However many lines the data holds, transcribe them all exactly.
=== Section Start ===
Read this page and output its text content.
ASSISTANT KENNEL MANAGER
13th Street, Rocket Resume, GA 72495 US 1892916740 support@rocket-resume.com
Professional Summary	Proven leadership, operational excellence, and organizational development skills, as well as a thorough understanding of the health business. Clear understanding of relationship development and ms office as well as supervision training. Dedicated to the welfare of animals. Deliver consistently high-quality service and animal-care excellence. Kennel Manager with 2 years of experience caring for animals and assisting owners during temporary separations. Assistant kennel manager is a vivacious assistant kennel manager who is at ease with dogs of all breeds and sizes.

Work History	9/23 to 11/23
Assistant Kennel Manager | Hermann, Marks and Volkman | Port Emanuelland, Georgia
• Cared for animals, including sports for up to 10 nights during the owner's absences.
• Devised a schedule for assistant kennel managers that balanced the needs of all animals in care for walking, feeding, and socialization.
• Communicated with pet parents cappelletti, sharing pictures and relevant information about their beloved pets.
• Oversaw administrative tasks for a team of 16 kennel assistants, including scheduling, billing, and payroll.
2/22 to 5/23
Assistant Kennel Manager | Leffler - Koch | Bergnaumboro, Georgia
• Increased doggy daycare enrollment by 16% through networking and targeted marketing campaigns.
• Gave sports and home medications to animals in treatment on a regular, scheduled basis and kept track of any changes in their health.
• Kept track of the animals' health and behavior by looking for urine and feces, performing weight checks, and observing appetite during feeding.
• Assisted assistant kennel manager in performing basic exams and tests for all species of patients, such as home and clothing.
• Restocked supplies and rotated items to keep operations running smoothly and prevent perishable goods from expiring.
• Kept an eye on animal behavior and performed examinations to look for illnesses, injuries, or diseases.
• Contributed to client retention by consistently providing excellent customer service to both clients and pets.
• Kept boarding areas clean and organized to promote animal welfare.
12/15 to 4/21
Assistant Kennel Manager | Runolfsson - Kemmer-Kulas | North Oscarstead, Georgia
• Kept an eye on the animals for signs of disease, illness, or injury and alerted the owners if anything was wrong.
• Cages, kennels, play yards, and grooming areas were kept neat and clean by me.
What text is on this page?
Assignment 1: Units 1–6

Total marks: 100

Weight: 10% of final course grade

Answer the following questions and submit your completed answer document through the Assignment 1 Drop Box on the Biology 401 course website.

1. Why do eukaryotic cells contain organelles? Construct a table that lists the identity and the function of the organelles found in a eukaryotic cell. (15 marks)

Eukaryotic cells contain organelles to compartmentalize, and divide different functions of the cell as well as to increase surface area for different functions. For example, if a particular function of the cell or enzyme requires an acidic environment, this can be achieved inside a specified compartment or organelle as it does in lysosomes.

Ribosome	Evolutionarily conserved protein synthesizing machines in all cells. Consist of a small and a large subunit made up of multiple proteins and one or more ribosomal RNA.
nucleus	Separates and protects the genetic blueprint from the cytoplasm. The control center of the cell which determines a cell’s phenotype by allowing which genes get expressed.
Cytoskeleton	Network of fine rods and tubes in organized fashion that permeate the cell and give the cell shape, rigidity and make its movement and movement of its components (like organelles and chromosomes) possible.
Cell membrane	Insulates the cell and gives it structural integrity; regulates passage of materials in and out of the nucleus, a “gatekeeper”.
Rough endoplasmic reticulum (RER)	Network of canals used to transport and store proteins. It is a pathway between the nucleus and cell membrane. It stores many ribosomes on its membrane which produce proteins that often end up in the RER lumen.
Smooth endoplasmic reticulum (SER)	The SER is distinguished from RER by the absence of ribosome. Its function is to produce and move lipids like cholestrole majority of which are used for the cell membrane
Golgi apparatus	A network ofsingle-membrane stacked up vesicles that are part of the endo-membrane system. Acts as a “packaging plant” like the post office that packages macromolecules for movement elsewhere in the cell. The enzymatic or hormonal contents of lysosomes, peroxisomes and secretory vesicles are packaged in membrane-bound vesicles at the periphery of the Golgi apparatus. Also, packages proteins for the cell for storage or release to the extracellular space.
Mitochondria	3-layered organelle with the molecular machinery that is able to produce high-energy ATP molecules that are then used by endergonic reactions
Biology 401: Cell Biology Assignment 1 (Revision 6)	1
=== Section End ===
• WRITTEN RESPONSE:
Read this page and output its text content.
ASSISTANT KENNEL MANAGER
13th Street, Rocket Resume, GA 72495 US 1892916740 support@rocket-resume.com
Professional Summary	Proven leadership, operational excellence, and organizational development skills, as well as a thorough understanding of the health business. Clear understanding of relationship development and ms office as well as supervision training. Dedicated to the welfare of animals. Deliver consistently high-quality service and animal-care excellence. Kennel Manager with 2 years of experience caring for animals and assisting owners during temporary separations. Assistant kennel manager is a vivacious assistant kennel manager who is at ease with dogs of all breeds and sizes.

Work History	9/23 to 11/23
Assistant Kennel Manager | Hermann, Marks and Volkman | Port Emanuelland, Georgia
• Cared for animals, including sports for up to 10 nights during the owner's absences.
• Devised a schedule for assistant kennel managers that balanced the needs of all animals in care for walking, feeding, and socialization.
• Communicated with pet parents cappelletti, sharing pictures and relevant information about their beloved pets.
• Oversaw administrative tasks for a team of 16 kennel assistants, including scheduling, billing, and payroll.
2/22 to 5/23
Assistant Kennel Manager | Leffler - Koch | Bergnaumboro, Georgia
• Increased doggy daycare enrollment by 16% through networking and targeted marketing campaigns.
• Gave sports and home medications to animals in treatment on a regular, scheduled basis and kept track of any changes in their health.
• Kept track of the animals' health and behavior by looking for urine and feces, performing weight checks, and observing appetite during feeding.
• Assisted assistant kennel manager in performing basic exams and tests for all species of patients, such as home and clothing.
• Restocked supplies and rotated items to keep operations running smoothly and prevent perishable goods from expiring.
• Kept an eye on animal behavior and performed examinations to look for illnesses, injuries, or diseases.
• Contributed to client retention by consistently providing excellent customer service to both clients and pets.
• Kept boarding areas clean and organized to promote animal welfare.
12/15 to 4/21
Assistant Kennel Manager | Runolfsson - Kemmer-Kulas | North Oscarstead, Georgia
• Kept an eye on the animals for signs of disease, illness, or injury and alerted the owners if anything was wrong.
• Cages, kennels, play yards, and grooming areas were kept neat and clean by me.
What text is on this page?
Assignment 1: Units 1–6

Total marks: 100

Weight: 10% of final course grade

Answer the following questions and submit your completed answer document through the Assignment 1 Drop Box on the Biology 401 course website.

1. Why do eukaryotic cells contain organelles? Construct a table that lists the identity and the function of the organelles found in a eukaryotic cell. (15 marks)

Eukaryotic cells contain organelles to compartmentalize, and divide different functions of the cell as well as to increase surface area for different functions. For example, if a particular function of the cell or enzyme requires an acidic environment, this can be achieved inside a specified compartment or organelle as it does in lysosomes.

Ribosome	Evolutionarily conserved protein synthesizing machines in all cells. Consist of a small and a large subunit made up of multiple proteins and one or more ribosomal RNA.
nucleus	Separates and protects the genetic blueprint from the cytoplasm. The control center of the cell which determines a cell’s phenotype by allowing which genes get expressed.
Cytoskeleton	Network of fine rods and tubes in organized fashion that permeate the cell and give the cell shape, rigidity and make its movement and movement of its components (like organelles and chromosomes) possible.
Cell membrane	Insulates the cell and gives it structural integrity; regulates passage of materials in and out of the nucleus, a “gatekeeper”.
Rough endoplasmic reticulum (RER)	Network of canals used to transport and store proteins. It is a pathway between the nucleus and cell membrane. It stores many ribosomes on its membrane which produce proteins that often end up in the RER lumen.
Smooth endoplasmic reticulum (SER)	The SER is distinguished from RER by the absence of ribosome. Its function is to produce and move lipids like cholestrole majority of which are used for the cell membrane
Golgi apparatus	A network ofsingle-membrane stacked up vesicles that are part of the endo-membrane system. Acts as a “packaging plant” like the post office that packages macromolecules for movement elsewhere in the cell. The enzymatic or hormonal contents of lysosomes, peroxisomes and secretory vesicles are packaged in membrane-bound vesicles at the periphery of the Golgi apparatus. Also, packages proteins for the cell for storage or release to the extracellular space.
Mitochondria	3-layered organelle with the molecular machinery that is able to produce high-energy ATP molecules that are then used by endergonic reactions
Biology 401: Cell Biology Assignment 1 (Revision 6)	1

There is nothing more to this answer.